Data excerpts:
⁂

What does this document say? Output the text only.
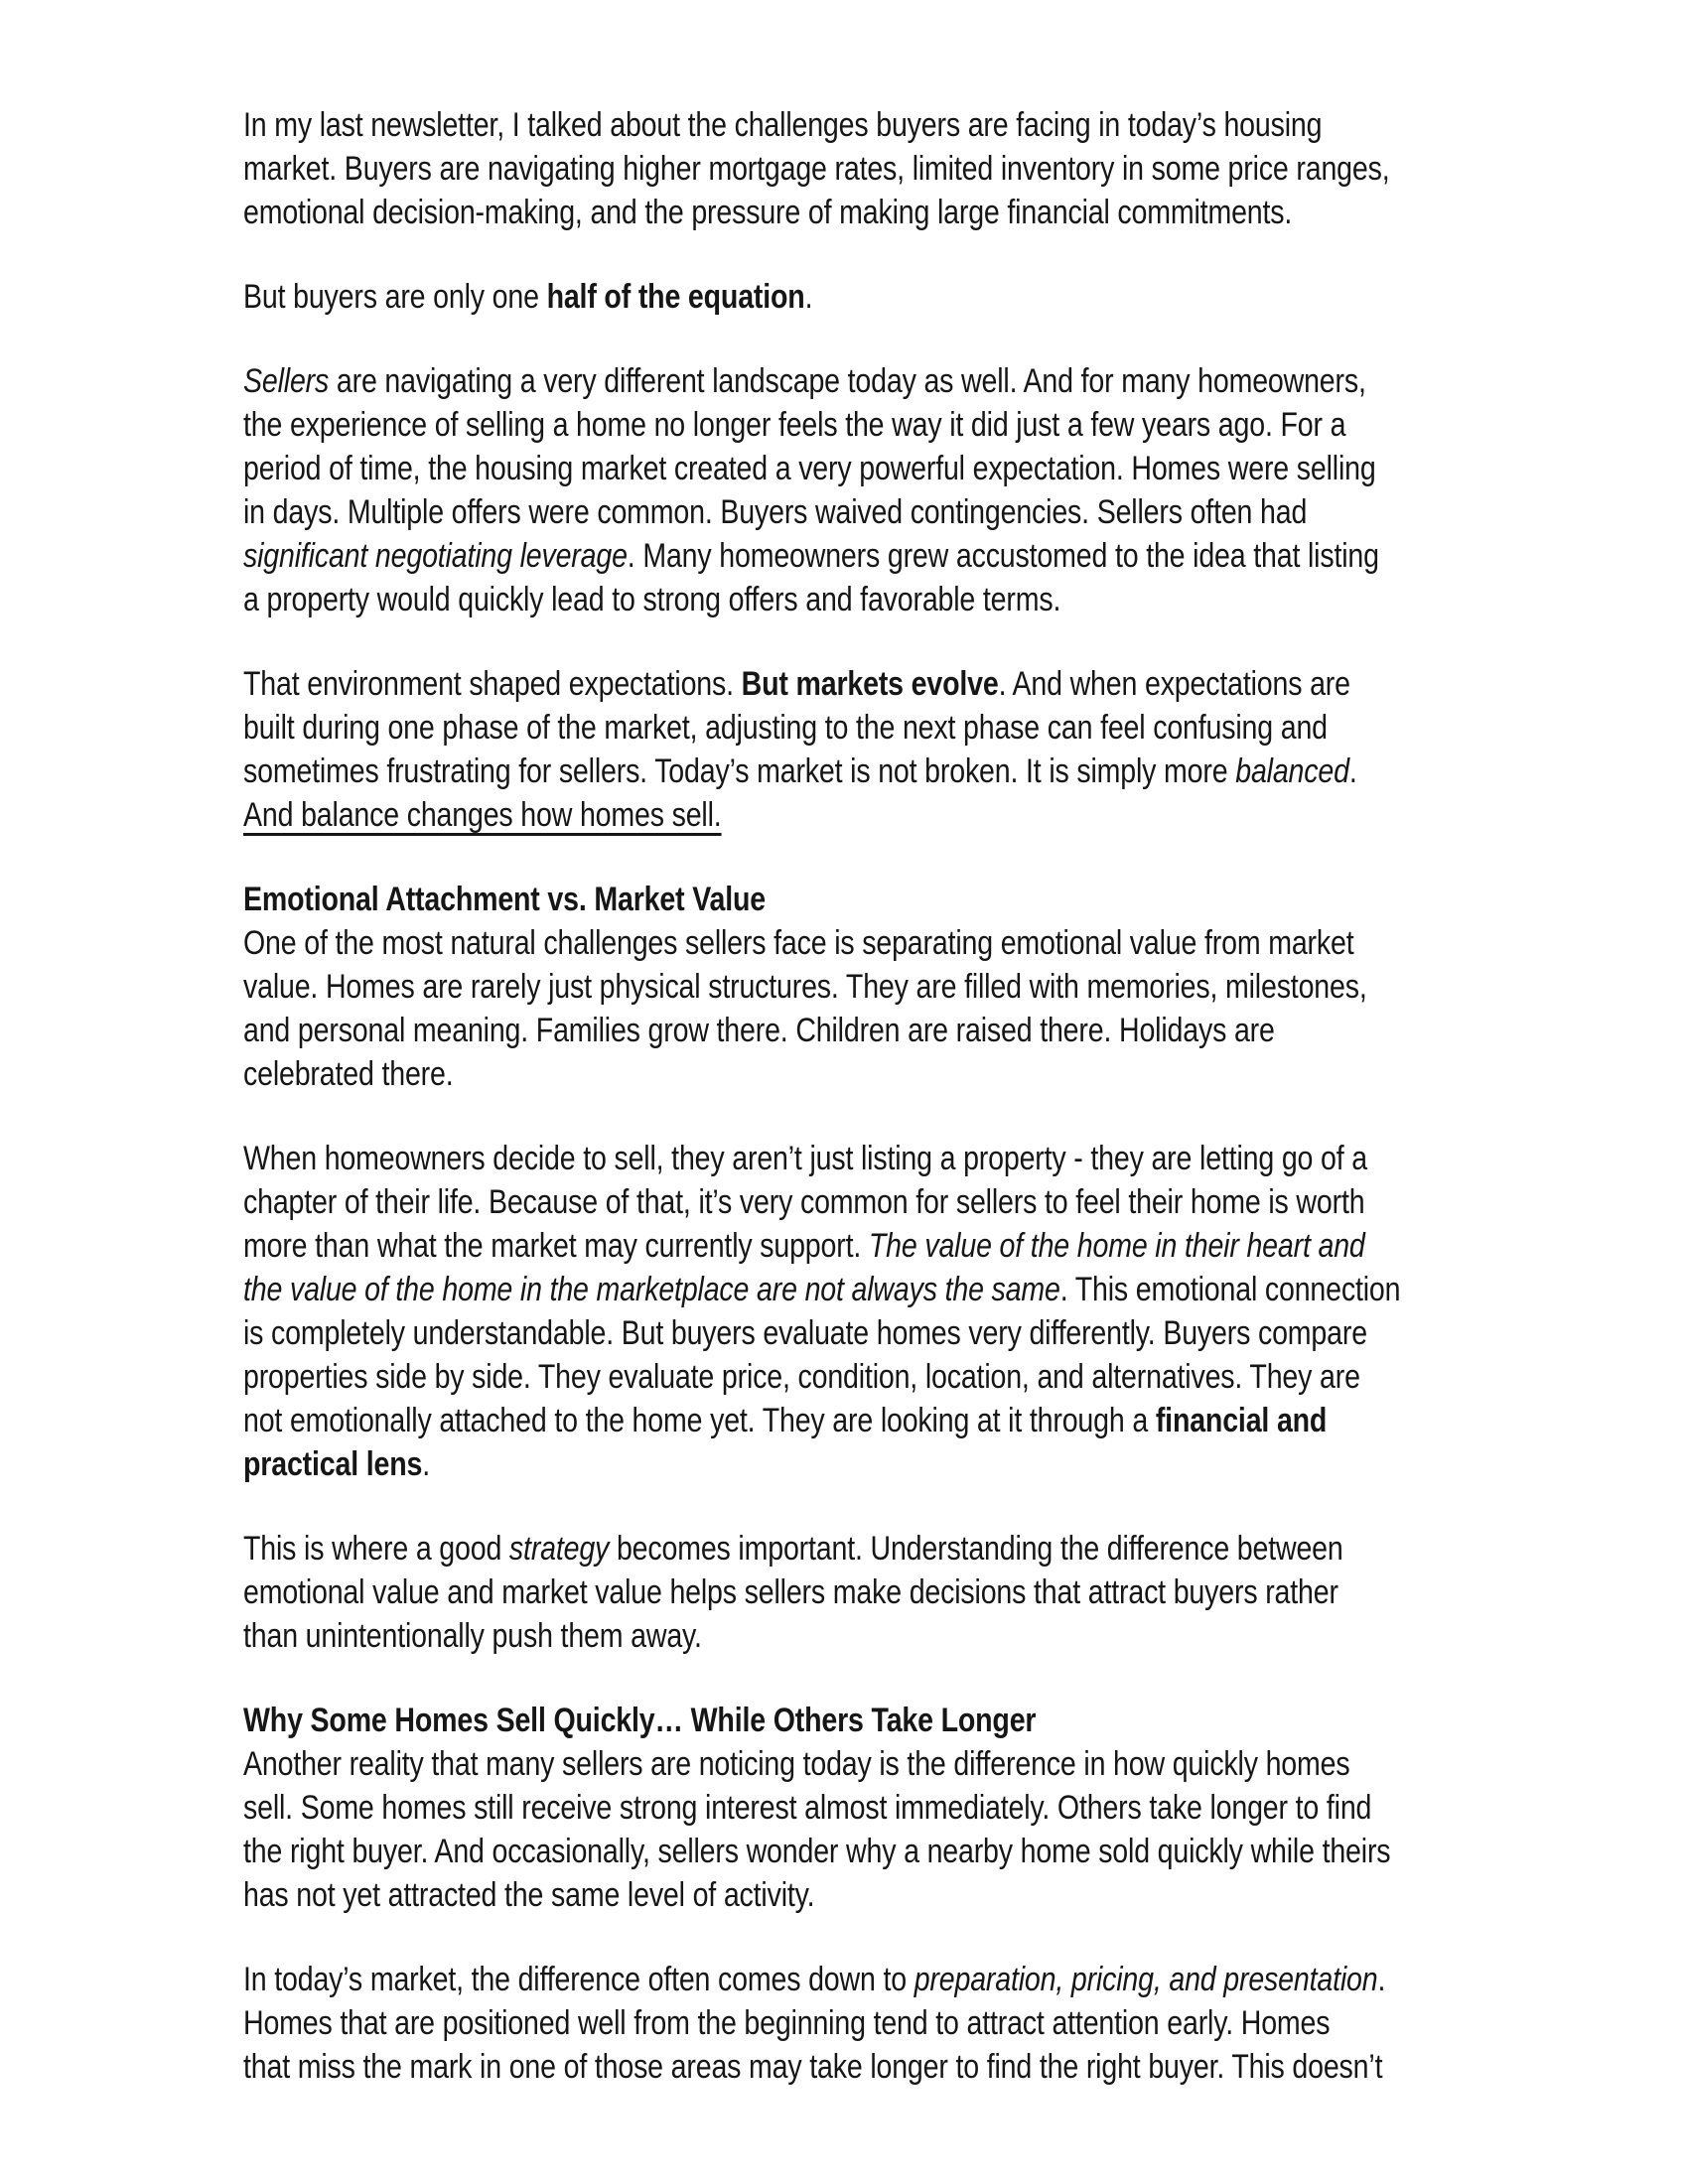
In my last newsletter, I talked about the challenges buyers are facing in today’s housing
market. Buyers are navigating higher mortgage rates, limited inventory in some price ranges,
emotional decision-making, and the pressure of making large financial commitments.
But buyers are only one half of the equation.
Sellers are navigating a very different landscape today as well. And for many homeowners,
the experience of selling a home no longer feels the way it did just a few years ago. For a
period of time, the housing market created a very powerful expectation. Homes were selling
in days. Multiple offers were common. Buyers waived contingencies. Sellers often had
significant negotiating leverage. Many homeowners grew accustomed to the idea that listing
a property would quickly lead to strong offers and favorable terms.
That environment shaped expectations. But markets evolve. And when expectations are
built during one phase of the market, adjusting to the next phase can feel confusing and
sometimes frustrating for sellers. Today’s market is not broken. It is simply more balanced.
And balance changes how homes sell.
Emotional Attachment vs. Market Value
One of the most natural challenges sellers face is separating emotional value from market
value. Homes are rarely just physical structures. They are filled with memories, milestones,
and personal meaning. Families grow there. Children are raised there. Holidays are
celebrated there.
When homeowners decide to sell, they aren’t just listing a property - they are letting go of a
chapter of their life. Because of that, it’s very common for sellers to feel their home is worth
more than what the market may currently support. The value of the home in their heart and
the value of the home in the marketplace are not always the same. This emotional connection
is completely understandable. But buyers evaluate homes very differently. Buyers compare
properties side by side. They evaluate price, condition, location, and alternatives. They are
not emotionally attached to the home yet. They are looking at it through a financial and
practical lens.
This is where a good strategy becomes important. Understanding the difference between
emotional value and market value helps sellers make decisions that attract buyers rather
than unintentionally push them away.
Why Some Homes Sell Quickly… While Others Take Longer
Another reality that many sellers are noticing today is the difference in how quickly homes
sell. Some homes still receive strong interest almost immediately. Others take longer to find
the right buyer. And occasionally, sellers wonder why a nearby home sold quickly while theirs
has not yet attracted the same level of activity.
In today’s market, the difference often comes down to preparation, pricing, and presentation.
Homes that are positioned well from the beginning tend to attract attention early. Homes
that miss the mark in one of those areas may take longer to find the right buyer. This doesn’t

⁂

Work to be completed:
Copy in full each line that holds the word "there".

Task output:
and personal meaning. Families grow there. Children are raised there. Holidays are
celebrated there.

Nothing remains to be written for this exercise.